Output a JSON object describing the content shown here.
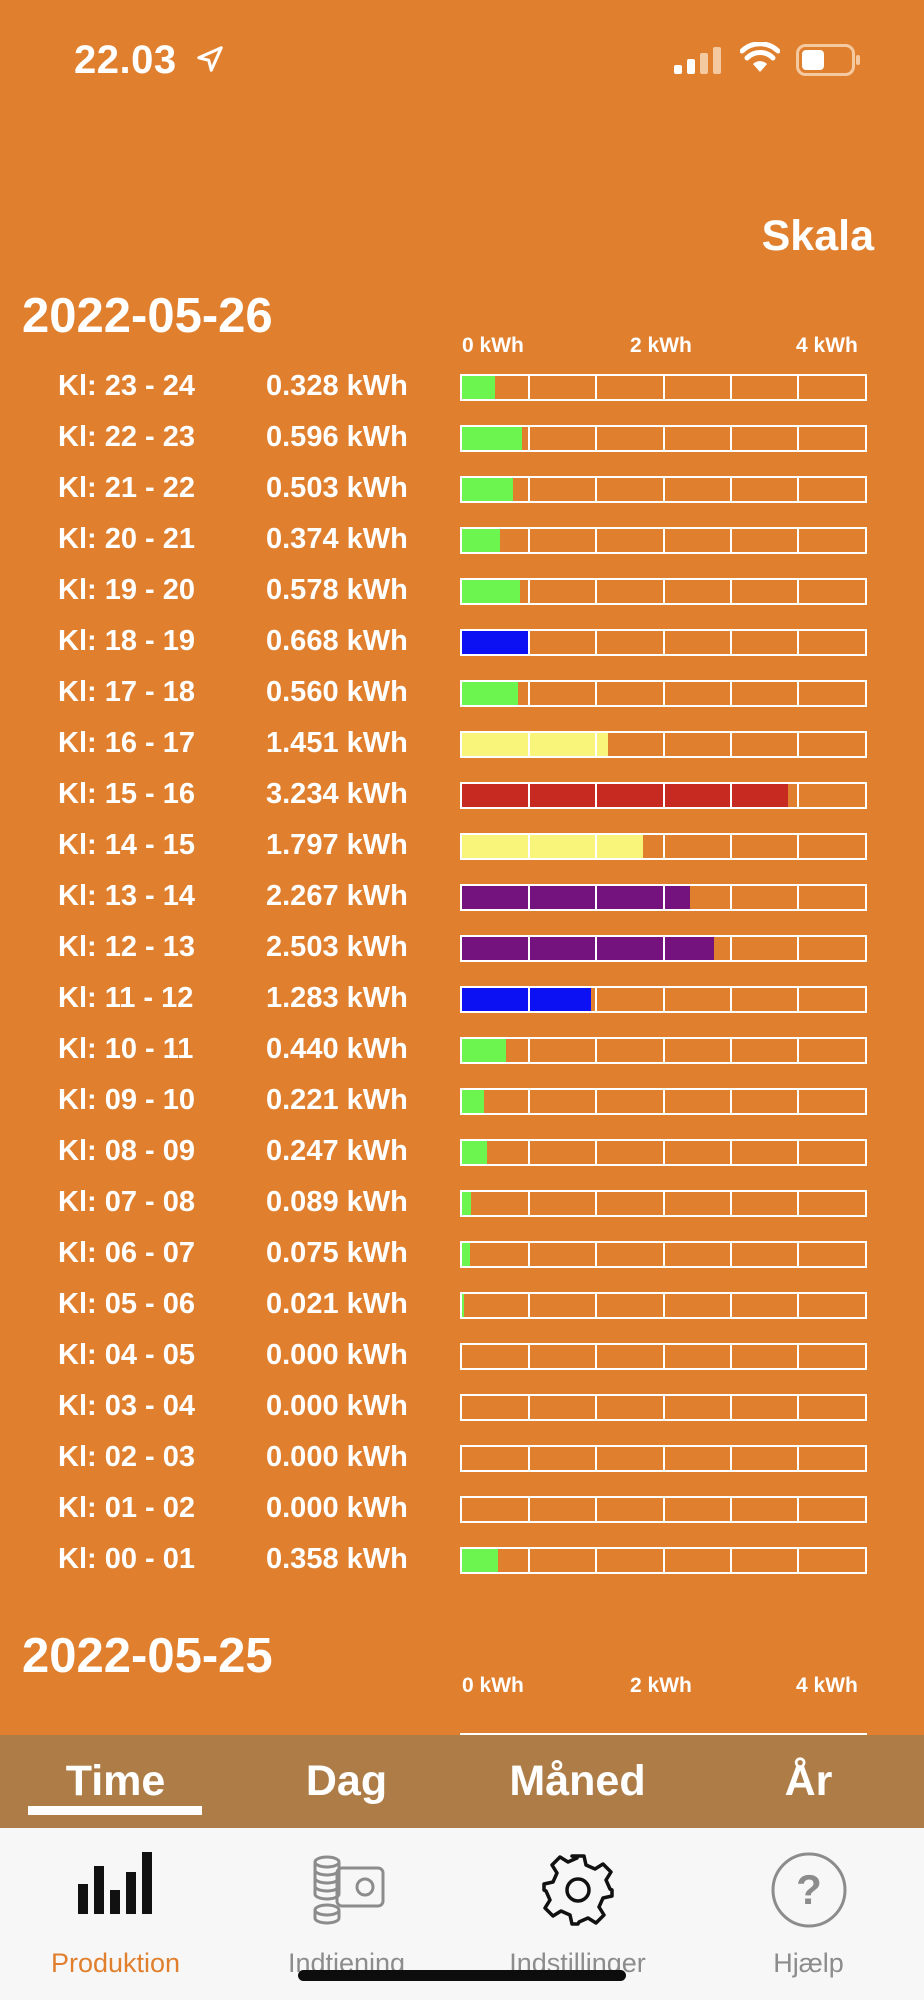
{
  "status": {
    "time": "22.03"
  },
  "header": {
    "scale_label": "Skala"
  },
  "days": [
    {
      "date": "2022-05-26",
      "axis": [
        "0 kWh",
        "2 kWh",
        "4 kWh"
      ],
      "rows": [
        {
          "label": "Kl: 23 - 24",
          "value": "0.328 kWh",
          "kwh": 0.328,
          "color": "#6cf54f"
        },
        {
          "label": "Kl: 22 - 23",
          "value": "0.596 kWh",
          "kwh": 0.596,
          "color": "#6cf54f"
        },
        {
          "label": "Kl: 21 - 22",
          "value": "0.503 kWh",
          "kwh": 0.503,
          "color": "#6cf54f"
        },
        {
          "label": "Kl: 20 - 21",
          "value": "0.374 kWh",
          "kwh": 0.374,
          "color": "#6cf54f"
        },
        {
          "label": "Kl: 19 - 20",
          "value": "0.578 kWh",
          "kwh": 0.578,
          "color": "#6cf54f"
        },
        {
          "label": "Kl: 18 - 19",
          "value": "0.668 kWh",
          "kwh": 0.668,
          "color": "#0b11f2"
        },
        {
          "label": "Kl: 17 - 18",
          "value": "0.560 kWh",
          "kwh": 0.56,
          "color": "#6cf54f"
        },
        {
          "label": "Kl: 16 - 17",
          "value": "1.451 kWh",
          "kwh": 1.451,
          "color": "#f8f57a"
        },
        {
          "label": "Kl: 15 - 16",
          "value": "3.234 kWh",
          "kwh": 3.234,
          "color": "#c72a21"
        },
        {
          "label": "Kl: 14 - 15",
          "value": "1.797 kWh",
          "kwh": 1.797,
          "color": "#f8f57a"
        },
        {
          "label": "Kl: 13 - 14",
          "value": "2.267 kWh",
          "kwh": 2.267,
          "color": "#74127e"
        },
        {
          "label": "Kl: 12 - 13",
          "value": "2.503 kWh",
          "kwh": 2.503,
          "color": "#74127e"
        },
        {
          "label": "Kl: 11 - 12",
          "value": "1.283 kWh",
          "kwh": 1.283,
          "color": "#0b11f2"
        },
        {
          "label": "Kl: 10 - 11",
          "value": "0.440 kWh",
          "kwh": 0.44,
          "color": "#6cf54f"
        },
        {
          "label": "Kl: 09 - 10",
          "value": "0.221 kWh",
          "kwh": 0.221,
          "color": "#6cf54f"
        },
        {
          "label": "Kl: 08 - 09",
          "value": "0.247 kWh",
          "kwh": 0.247,
          "color": "#6cf54f"
        },
        {
          "label": "Kl: 07 - 08",
          "value": "0.089 kWh",
          "kwh": 0.089,
          "color": "#6cf54f"
        },
        {
          "label": "Kl: 06 - 07",
          "value": "0.075 kWh",
          "kwh": 0.075,
          "color": "#6cf54f"
        },
        {
          "label": "Kl: 05 - 06",
          "value": "0.021 kWh",
          "kwh": 0.021,
          "color": "#6cf54f"
        },
        {
          "label": "Kl: 04 - 05",
          "value": "0.000 kWh",
          "kwh": 0.0,
          "color": "#6cf54f"
        },
        {
          "label": "Kl: 03 - 04",
          "value": "0.000 kWh",
          "kwh": 0.0,
          "color": "#6cf54f"
        },
        {
          "label": "Kl: 02 - 03",
          "value": "0.000 kWh",
          "kwh": 0.0,
          "color": "#6cf54f"
        },
        {
          "label": "Kl: 01 - 02",
          "value": "0.000 kWh",
          "kwh": 0.0,
          "color": "#6cf54f"
        },
        {
          "label": "Kl: 00 - 01",
          "value": "0.358 kWh",
          "kwh": 0.358,
          "color": "#6cf54f"
        }
      ]
    },
    {
      "date": "2022-05-25",
      "axis": [
        "0 kWh",
        "2 kWh",
        "4 kWh"
      ],
      "rows": []
    }
  ],
  "scale_max_kwh": 4,
  "period_tabs": [
    "Time",
    "Dag",
    "Måned",
    "År"
  ],
  "active_period": "Time",
  "tab_bar": [
    {
      "label": "Produktion",
      "icon": "bar-chart-icon",
      "active": true
    },
    {
      "label": "Indtjening",
      "icon": "coins-icon",
      "active": false
    },
    {
      "label": "Indstillinger",
      "icon": "gear-icon",
      "active": false
    },
    {
      "label": "Hjælp",
      "icon": "question-icon",
      "active": false
    }
  ],
  "colors": {
    "background": "#e07f2e",
    "tab_strip": "#ae7d47",
    "active_tab": "#e07f2e"
  }
}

◆ ◆ ◆

> _Exercise_: Copy the material shown above in full and exactly. Skip the pictures.

> _Task response_:
Output a JSON object describing the content shown here.
{
  "status": {
    "time": "22.03"
  },
  "header": {
    "scale_label": "Skala"
  },
  "days": [
    {
      "date": "2022-05-26",
      "axis": [
        "0 kWh",
        "2 kWh",
        "4 kWh"
      ],
      "rows": [
        {
          "label": "Kl: 23 - 24",
          "value": "0.328 kWh",
          "kwh": 0.328,
          "color": "#6cf54f"
        },
        {
          "label": "Kl: 22 - 23",
          "value": "0.596 kWh",
          "kwh": 0.596,
          "color": "#6cf54f"
        },
        {
          "label": "Kl: 21 - 22",
          "value": "0.503 kWh",
          "kwh": 0.503,
          "color": "#6cf54f"
        },
        {
          "label": "Kl: 20 - 21",
          "value": "0.374 kWh",
          "kwh": 0.374,
          "color": "#6cf54f"
        },
        {
          "label": "Kl: 19 - 20",
          "value": "0.578 kWh",
          "kwh": 0.578,
          "color": "#6cf54f"
        },
        {
          "label": "Kl: 18 - 19",
          "value": "0.668 kWh",
          "kwh": 0.668,
          "color": "#0b11f2"
        },
        {
          "label": "Kl: 17 - 18",
          "value": "0.560 kWh",
          "kwh": 0.56,
          "color": "#6cf54f"
        },
        {
          "label": "Kl: 16 - 17",
          "value": "1.451 kWh",
          "kwh": 1.451,
          "color": "#f8f57a"
        },
        {
          "label": "Kl: 15 - 16",
          "value": "3.234 kWh",
          "kwh": 3.234,
          "color": "#c72a21"
        },
        {
          "label": "Kl: 14 - 15",
          "value": "1.797 kWh",
          "kwh": 1.797,
          "color": "#f8f57a"
        },
        {
          "label": "Kl: 13 - 14",
          "value": "2.267 kWh",
          "kwh": 2.267,
          "color": "#74127e"
        },
        {
          "label": "Kl: 12 - 13",
          "value": "2.503 kWh",
          "kwh": 2.503,
          "color": "#74127e"
        },
        {
          "label": "Kl: 11 - 12",
          "value": "1.283 kWh",
          "kwh": 1.283,
          "color": "#0b11f2"
        },
        {
          "label": "Kl: 10 - 11",
          "value": "0.440 kWh",
          "kwh": 0.44,
          "color": "#6cf54f"
        },
        {
          "label": "Kl: 09 - 10",
          "value": "0.221 kWh",
          "kwh": 0.221,
          "color": "#6cf54f"
        },
        {
          "label": "Kl: 08 - 09",
          "value": "0.247 kWh",
          "kwh": 0.247,
          "color": "#6cf54f"
        },
        {
          "label": "Kl: 07 - 08",
          "value": "0.089 kWh",
          "kwh": 0.089,
          "color": "#6cf54f"
        },
        {
          "label": "Kl: 06 - 07",
          "value": "0.075 kWh",
          "kwh": 0.075,
          "color": "#6cf54f"
        },
        {
          "label": "Kl: 05 - 06",
          "value": "0.021 kWh",
          "kwh": 0.021,
          "color": "#6cf54f"
        },
        {
          "label": "Kl: 04 - 05",
          "value": "0.000 kWh",
          "kwh": 0.0,
          "color": "#6cf54f"
        },
        {
          "label": "Kl: 03 - 04",
          "value": "0.000 kWh",
          "kwh": 0.0,
          "color": "#6cf54f"
        },
        {
          "label": "Kl: 02 - 03",
          "value": "0.000 kWh",
          "kwh": 0.0,
          "color": "#6cf54f"
        },
        {
          "label": "Kl: 01 - 02",
          "value": "0.000 kWh",
          "kwh": 0.0,
          "color": "#6cf54f"
        },
        {
          "label": "Kl: 00 - 01",
          "value": "0.358 kWh",
          "kwh": 0.358,
          "color": "#6cf54f"
        }
      ]
    },
    {
      "date": "2022-05-25",
      "axis": [
        "0 kWh",
        "2 kWh",
        "4 kWh"
      ],
      "rows": []
    }
  ],
  "scale_max_kwh": 4,
  "period_tabs": [
    "Time",
    "Dag",
    "Måned",
    "År"
  ],
  "active_period": "Time",
  "tab_bar": [
    {
      "label": "Produktion",
      "icon": "bar-chart-icon",
      "active": true
    },
    {
      "label": "Indtjening",
      "icon": "coins-icon",
      "active": false
    },
    {
      "label": "Indstillinger",
      "icon": "gear-icon",
      "active": false
    },
    {
      "label": "Hjælp",
      "icon": "question-icon",
      "active": false
    }
  ],
  "colors": {
    "background": "#e07f2e",
    "tab_strip": "#ae7d47",
    "active_tab": "#e07f2e"
  }
}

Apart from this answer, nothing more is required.